-- START OF AVAILABLE DATA --
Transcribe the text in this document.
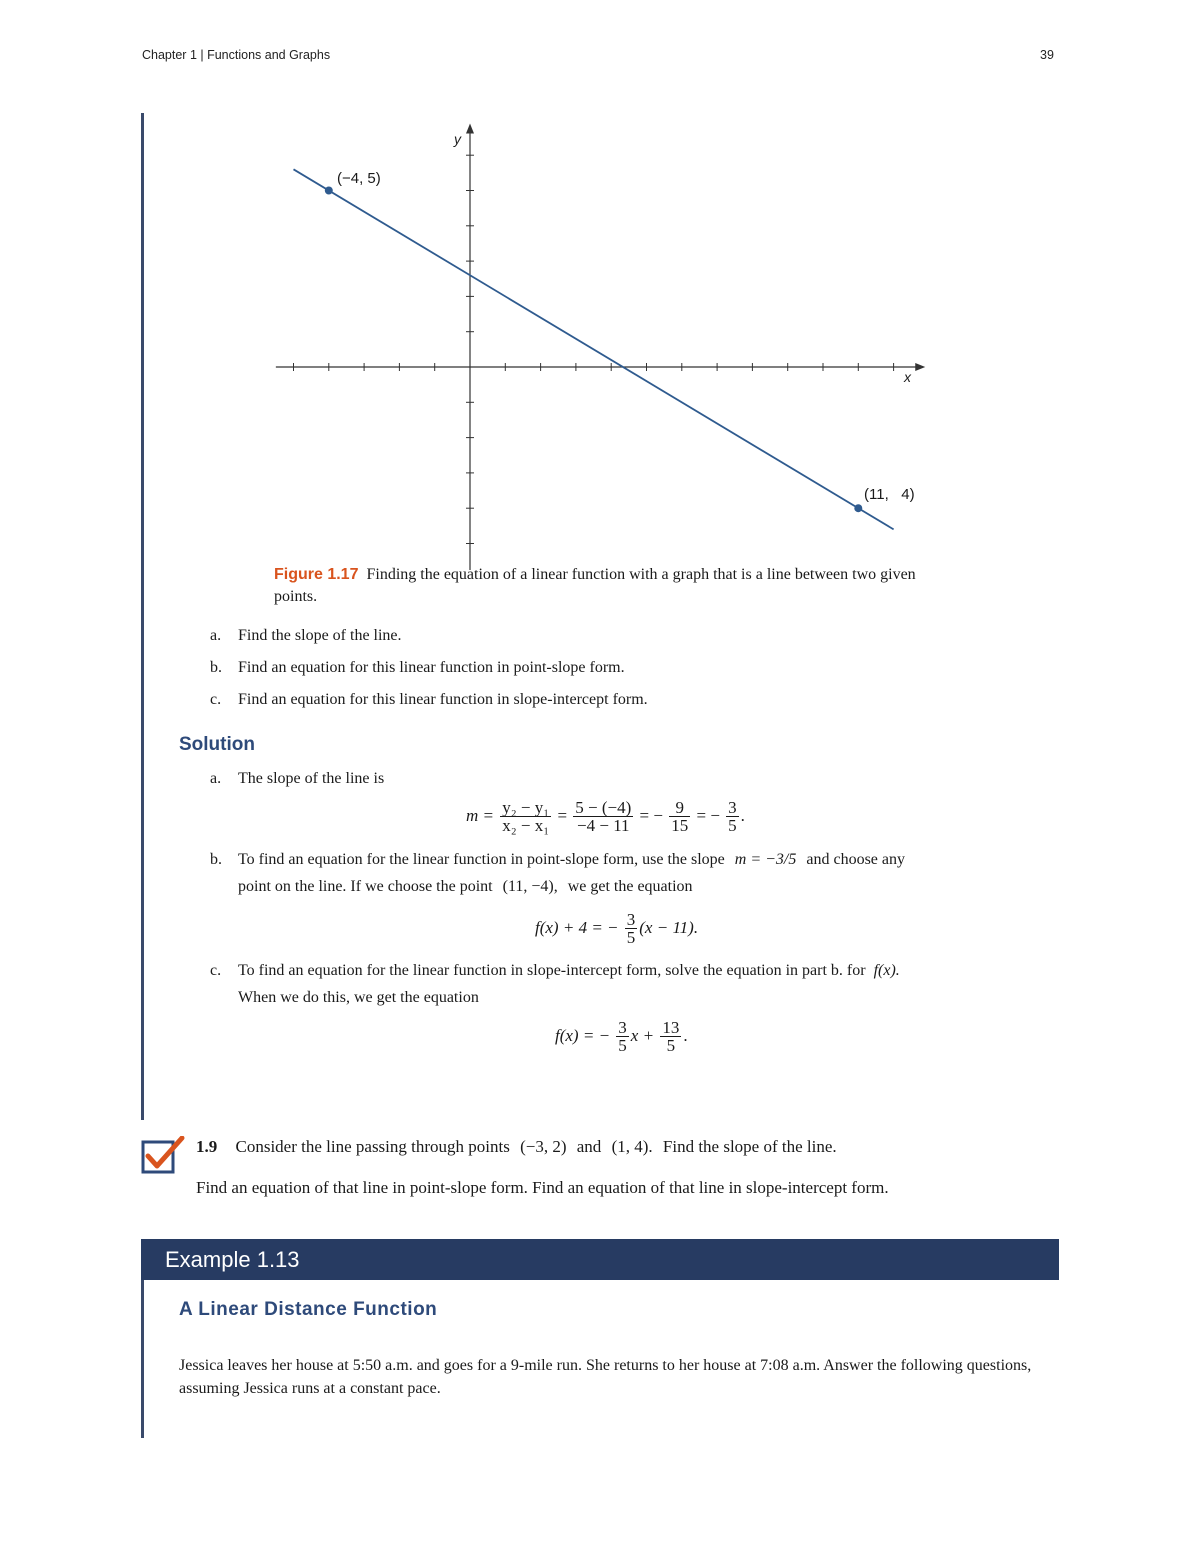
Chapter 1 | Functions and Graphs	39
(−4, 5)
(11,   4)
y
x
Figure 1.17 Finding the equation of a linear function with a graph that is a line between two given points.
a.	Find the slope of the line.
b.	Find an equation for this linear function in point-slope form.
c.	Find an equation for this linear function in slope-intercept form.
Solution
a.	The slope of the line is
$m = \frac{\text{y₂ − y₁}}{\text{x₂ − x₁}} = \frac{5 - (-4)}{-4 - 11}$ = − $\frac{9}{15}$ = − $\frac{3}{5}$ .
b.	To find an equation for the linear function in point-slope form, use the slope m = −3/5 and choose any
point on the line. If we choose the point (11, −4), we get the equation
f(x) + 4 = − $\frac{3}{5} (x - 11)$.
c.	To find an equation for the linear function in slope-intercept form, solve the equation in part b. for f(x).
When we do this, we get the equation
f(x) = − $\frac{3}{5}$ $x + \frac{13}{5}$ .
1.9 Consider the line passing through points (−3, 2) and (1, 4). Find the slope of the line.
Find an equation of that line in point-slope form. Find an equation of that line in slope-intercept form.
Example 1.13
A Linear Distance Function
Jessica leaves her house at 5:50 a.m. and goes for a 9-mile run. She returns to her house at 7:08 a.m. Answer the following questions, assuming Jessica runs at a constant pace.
-- END OF AVAILABLE DATA --
## WHAT NEEDS TO BE DONE
Reproduce the whole listing word for word, setting aside any pictures.

## SOLUTION TO THIS TASK
Transcribe the text in this document.
Chapter 1 | Functions and Graphs	39
(−4, 5)
(11,   4)
y
x
Figure 1.17 Finding the equation of a linear function with a graph that is a line between two given points.
a.	Find the slope of the line.
b.	Find an equation for this linear function in point-slope form.
c.	Find an equation for this linear function in slope-intercept form.
Solution
a.	The slope of the line is
$m = \frac{\text{y₂ − y₁}}{\text{x₂ − x₁}} = \frac{5 - (-4)}{-4 - 11}$ = − $\frac{9}{15}$ = − $\frac{3}{5}$ .
b.	To find an equation for the linear function in point-slope form, use the slope m = −3/5 and choose any
point on the line. If we choose the point (11, −4), we get the equation
f(x) + 4 = − $\frac{3}{5} (x - 11)$.
c.	To find an equation for the linear function in slope-intercept form, solve the equation in part b. for f(x).
When we do this, we get the equation
f(x) = − $\frac{3}{5}$ $x + \frac{13}{5}$ .
1.9 Consider the line passing through points (−3, 2) and (1, 4). Find the slope of the line.
Find an equation of that line in point-slope form. Find an equation of that line in slope-intercept form.
Example 1.13
A Linear Distance Function
Jessica leaves her house at 5:50 a.m. and goes for a 9-mile run. She returns to her house at 7:08 a.m. Answer the following questions, assuming Jessica runs at a constant pace.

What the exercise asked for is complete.